### REQUIRED WORK:
Gather every line below where "Profit" appears.
-=-=-=-=-
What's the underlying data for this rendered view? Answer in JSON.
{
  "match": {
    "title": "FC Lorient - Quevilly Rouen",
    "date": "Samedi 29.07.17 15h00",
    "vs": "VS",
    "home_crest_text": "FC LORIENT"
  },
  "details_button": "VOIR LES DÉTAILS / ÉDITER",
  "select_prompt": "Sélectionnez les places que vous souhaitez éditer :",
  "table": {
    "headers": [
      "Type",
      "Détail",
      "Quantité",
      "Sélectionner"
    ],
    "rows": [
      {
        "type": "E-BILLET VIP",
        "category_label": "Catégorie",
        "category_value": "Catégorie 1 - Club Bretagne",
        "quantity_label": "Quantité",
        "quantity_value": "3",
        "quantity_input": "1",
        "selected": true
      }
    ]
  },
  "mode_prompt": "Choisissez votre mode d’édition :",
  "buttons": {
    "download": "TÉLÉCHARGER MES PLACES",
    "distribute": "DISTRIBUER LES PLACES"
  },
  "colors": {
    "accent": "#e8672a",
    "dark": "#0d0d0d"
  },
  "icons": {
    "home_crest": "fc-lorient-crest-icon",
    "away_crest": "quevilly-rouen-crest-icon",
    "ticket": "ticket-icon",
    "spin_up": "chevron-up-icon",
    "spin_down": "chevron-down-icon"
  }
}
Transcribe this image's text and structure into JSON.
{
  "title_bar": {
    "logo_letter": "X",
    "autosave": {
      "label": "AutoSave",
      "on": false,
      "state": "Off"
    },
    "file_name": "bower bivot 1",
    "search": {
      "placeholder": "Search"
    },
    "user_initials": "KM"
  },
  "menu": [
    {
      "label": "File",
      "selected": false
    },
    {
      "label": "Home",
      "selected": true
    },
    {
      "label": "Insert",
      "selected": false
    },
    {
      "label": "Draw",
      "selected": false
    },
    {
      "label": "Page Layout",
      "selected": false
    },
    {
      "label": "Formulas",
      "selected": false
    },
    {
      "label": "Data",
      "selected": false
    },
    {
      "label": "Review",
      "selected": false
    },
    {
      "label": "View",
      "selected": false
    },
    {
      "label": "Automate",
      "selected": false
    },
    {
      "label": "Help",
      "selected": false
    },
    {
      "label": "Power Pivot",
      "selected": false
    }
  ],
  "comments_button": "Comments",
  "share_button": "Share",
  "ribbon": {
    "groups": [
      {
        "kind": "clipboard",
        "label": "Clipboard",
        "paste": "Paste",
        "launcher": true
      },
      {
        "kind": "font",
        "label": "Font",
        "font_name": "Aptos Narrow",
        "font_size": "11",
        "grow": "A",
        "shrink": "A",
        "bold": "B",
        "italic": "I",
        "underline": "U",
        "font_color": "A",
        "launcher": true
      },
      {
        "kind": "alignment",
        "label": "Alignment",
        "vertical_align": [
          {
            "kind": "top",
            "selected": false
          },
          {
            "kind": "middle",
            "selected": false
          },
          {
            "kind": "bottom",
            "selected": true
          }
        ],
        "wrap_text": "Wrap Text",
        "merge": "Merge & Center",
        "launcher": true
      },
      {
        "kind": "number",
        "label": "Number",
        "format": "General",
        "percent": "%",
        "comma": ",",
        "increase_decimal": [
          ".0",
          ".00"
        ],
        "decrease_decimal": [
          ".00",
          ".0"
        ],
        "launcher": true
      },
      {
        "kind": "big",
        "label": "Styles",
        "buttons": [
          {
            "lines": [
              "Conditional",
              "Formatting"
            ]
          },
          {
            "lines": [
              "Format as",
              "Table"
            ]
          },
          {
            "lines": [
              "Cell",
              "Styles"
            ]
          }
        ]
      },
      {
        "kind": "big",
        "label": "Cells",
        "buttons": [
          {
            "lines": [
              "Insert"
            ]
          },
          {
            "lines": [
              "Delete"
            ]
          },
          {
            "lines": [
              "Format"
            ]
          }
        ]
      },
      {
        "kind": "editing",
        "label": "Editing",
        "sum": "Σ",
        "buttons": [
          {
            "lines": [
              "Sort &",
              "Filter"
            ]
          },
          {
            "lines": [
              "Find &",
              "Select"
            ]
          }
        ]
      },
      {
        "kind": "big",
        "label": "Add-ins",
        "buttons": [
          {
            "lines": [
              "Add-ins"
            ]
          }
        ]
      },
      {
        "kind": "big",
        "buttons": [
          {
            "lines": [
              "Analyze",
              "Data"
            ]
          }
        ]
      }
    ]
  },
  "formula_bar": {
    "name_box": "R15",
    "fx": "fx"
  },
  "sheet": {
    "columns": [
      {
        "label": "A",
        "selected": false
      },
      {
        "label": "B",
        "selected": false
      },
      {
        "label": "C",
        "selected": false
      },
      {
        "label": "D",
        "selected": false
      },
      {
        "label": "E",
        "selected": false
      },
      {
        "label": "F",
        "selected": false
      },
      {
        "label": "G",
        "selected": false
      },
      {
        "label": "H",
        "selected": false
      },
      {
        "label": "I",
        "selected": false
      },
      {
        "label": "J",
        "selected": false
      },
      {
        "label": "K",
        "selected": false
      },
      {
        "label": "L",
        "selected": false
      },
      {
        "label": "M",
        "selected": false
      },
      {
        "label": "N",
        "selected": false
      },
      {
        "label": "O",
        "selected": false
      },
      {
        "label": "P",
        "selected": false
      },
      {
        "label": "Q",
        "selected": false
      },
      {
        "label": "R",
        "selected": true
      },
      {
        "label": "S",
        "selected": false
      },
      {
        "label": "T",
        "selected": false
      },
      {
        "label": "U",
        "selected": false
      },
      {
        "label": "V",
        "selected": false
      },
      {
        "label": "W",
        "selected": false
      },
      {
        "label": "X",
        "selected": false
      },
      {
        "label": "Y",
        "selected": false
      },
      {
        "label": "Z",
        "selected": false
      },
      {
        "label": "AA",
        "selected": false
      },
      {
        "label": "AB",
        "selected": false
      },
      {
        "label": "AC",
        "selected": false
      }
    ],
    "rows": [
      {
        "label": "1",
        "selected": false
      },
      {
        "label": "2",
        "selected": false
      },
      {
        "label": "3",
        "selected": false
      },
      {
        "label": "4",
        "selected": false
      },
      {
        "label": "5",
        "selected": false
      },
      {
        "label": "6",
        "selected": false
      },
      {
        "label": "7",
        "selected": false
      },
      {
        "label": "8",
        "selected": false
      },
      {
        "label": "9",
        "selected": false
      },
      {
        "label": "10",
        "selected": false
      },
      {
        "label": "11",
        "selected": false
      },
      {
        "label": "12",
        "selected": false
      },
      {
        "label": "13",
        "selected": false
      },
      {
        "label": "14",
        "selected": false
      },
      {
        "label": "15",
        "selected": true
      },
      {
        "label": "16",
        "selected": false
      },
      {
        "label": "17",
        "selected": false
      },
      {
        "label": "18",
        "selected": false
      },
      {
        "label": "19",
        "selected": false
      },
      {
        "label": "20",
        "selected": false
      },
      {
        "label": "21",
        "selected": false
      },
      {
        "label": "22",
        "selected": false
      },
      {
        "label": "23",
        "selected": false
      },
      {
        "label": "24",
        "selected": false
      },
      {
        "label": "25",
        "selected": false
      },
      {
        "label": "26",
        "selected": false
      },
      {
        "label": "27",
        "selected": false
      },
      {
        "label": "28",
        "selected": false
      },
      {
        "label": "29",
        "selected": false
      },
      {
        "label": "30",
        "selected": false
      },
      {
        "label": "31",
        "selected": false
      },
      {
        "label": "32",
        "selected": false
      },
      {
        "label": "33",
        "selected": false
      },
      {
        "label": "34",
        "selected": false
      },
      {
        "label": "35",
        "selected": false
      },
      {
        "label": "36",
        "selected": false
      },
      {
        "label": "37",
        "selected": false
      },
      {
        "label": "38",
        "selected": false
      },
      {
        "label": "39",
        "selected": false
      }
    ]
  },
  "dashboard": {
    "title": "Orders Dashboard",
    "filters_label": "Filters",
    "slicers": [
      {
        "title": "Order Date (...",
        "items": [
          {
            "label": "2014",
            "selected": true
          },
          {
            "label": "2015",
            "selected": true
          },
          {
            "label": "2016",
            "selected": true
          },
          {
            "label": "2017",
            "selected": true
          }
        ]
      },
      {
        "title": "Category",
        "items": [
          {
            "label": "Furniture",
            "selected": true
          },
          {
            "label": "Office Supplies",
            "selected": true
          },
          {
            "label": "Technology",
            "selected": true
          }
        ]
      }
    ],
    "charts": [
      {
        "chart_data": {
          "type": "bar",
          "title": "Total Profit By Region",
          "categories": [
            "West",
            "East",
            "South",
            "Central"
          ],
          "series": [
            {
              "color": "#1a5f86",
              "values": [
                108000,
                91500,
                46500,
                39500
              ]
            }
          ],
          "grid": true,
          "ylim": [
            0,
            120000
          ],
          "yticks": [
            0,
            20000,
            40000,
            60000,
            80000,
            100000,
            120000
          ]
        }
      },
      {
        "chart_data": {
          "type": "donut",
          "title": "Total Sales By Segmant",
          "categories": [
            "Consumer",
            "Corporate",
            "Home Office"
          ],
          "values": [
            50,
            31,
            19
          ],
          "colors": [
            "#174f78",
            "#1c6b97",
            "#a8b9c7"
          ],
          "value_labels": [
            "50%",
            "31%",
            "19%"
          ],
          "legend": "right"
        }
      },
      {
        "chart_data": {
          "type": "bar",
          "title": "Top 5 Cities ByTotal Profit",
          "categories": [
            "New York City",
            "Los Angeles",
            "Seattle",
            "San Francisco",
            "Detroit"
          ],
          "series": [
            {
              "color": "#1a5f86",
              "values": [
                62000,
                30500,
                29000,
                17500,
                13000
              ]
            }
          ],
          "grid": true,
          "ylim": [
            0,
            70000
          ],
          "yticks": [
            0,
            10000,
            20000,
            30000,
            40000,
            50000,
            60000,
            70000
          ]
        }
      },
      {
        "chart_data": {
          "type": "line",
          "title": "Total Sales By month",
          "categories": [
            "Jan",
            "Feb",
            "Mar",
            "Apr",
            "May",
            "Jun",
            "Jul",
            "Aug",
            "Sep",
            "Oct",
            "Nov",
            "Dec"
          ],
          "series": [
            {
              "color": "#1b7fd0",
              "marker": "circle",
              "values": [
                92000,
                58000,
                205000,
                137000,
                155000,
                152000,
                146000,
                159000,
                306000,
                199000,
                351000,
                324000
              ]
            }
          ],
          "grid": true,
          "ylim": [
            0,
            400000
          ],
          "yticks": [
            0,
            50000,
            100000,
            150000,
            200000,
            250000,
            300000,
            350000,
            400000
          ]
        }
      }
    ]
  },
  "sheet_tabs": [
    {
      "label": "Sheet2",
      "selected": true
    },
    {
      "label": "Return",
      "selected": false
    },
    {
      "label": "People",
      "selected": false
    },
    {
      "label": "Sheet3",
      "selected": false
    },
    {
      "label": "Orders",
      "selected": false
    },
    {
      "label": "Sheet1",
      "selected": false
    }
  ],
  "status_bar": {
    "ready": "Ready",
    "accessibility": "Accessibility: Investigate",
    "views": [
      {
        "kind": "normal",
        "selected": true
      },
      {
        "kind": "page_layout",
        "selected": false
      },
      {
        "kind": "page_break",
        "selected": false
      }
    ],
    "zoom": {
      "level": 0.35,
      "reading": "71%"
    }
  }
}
-=-=-=-=-
### RIGHT ANSWER:
          "title": "Total Profit By Region",
          "title": "Top 5 Cities ByTotal Profit",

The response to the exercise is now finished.